Aim of the exercise
Report all lines from the entries below in which "Properties" appears.

Stored data
★ ★ ★ ★ ★ ★ ★

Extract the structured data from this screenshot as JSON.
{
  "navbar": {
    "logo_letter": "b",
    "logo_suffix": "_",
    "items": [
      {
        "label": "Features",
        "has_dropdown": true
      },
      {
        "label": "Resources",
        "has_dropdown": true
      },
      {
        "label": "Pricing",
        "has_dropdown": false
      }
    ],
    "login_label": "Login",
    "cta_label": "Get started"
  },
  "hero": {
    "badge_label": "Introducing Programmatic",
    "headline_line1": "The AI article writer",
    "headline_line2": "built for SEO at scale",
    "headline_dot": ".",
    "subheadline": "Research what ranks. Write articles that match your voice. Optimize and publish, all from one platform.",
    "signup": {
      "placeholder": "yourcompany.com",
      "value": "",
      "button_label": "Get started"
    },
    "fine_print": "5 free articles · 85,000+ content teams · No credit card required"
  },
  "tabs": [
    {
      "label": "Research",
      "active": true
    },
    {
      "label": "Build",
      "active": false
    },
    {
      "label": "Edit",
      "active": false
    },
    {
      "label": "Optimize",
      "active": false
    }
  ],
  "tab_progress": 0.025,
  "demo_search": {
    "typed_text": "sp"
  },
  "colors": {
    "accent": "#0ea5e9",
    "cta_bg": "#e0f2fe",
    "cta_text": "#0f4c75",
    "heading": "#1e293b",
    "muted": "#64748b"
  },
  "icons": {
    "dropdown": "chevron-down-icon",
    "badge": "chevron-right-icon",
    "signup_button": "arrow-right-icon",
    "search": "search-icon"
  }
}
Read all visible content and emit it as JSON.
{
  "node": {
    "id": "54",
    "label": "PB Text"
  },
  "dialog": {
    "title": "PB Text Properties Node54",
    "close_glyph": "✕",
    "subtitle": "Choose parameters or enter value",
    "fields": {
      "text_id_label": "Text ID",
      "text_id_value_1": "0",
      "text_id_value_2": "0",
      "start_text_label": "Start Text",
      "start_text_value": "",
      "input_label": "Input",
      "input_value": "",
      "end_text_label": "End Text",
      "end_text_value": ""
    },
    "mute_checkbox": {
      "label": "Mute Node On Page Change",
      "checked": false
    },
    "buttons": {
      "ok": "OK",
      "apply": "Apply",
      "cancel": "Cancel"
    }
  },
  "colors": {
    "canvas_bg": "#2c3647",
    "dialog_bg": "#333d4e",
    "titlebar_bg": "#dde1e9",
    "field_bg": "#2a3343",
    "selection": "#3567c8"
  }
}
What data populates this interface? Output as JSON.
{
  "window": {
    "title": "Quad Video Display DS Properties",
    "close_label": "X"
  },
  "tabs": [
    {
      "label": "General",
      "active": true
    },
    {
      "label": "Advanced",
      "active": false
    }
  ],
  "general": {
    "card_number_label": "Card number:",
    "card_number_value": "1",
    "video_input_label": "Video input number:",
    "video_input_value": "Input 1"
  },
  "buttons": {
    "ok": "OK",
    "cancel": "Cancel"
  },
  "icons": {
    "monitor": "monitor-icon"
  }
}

★ ★ ★ ★ ★ ★ ★

Task result
    "title": "PB Text Properties Node54",
    "title": "Quad Video Display DS Properties",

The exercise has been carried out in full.